» **RECORDS SHOWN**
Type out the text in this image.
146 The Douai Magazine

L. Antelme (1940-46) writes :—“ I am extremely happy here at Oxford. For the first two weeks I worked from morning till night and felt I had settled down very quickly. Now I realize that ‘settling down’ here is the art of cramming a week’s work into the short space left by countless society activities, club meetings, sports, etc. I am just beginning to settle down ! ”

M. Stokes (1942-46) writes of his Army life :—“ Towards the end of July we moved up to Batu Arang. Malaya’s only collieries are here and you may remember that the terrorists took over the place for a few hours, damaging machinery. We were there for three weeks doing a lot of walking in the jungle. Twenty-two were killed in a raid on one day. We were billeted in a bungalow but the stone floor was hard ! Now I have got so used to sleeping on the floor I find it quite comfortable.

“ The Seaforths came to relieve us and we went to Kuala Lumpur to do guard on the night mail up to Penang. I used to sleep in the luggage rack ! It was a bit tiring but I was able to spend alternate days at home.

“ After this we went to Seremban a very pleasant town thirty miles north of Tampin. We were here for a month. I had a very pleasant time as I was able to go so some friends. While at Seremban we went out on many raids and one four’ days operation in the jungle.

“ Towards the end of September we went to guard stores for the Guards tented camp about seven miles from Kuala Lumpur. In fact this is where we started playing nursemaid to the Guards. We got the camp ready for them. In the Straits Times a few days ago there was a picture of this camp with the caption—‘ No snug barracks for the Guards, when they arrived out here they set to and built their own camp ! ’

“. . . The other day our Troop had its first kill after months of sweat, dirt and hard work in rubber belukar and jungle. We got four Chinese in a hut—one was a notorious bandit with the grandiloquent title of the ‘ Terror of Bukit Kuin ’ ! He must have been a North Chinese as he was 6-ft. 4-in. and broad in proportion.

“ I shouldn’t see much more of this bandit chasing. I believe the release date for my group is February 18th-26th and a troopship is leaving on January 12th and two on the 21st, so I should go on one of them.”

» **WORK TO DO**
Copy every line of the material, please, keeping it exactly the same.

» **ANSWER FOR THIS EXERCISE**
Type out the text in this image.
146 The Douai Magazine

L. Antelme (1940-46) writes :—“ I am extremely happy here at Oxford. For the first two weeks I worked from morning till night and felt I had settled down very quickly. Now I realize that ‘settling down’ here is the art of cramming a week’s work into the short space left by countless society activities, club meetings, sports, etc. I am just beginning to settle down ! ”

M. Stokes (1942-46) writes of his Army life :—“ Towards the end of July we moved up to Batu Arang. Malaya’s only collieries are here and you may remember that the terrorists took over the place for a few hours, damaging machinery. We were there for three weeks doing a lot of walking in the jungle. Twenty-two were killed in a raid on one day. We were billeted in a bungalow but the stone floor was hard ! Now I have got so used to sleeping on the floor I find it quite comfortable.

“ The Seaforths came to relieve us and we went to Kuala Lumpur to do guard on the night mail up to Penang. I used to sleep in the luggage rack ! It was a bit tiring but I was able to spend alternate days at home.

“ After this we went to Seremban a very pleasant town thirty miles north of Tampin. We were here for a month. I had a very pleasant time as I was able to go so some friends. While at Seremban we went out on many raids and one four’ days operation in the jungle.

“ Towards the end of September we went to guard stores for the Guards tented camp about seven miles from Kuala Lumpur. In fact this is where we started playing nursemaid to the Guards. We got the camp ready for them. In the Straits Times a few days ago there was a picture of this camp with the caption—‘ No snug barracks for the Guards, when they arrived out here they set to and built their own camp ! ’

“. . . The other day our Troop had its first kill after months of sweat, dirt and hard work in rubber belukar and jungle. We got four Chinese in a hut—one was a notorious bandit with the grandiloquent title of the ‘ Terror of Bukit Kuin ’ ! He must have been a North Chinese as he was 6-ft. 4-in. and broad in proportion.

“ I shouldn’t see much more of this bandit chasing. I believe the release date for my group is February 18th-26th and a troopship is leaving on January 12th and two on the 21st, so I should go on one of them.”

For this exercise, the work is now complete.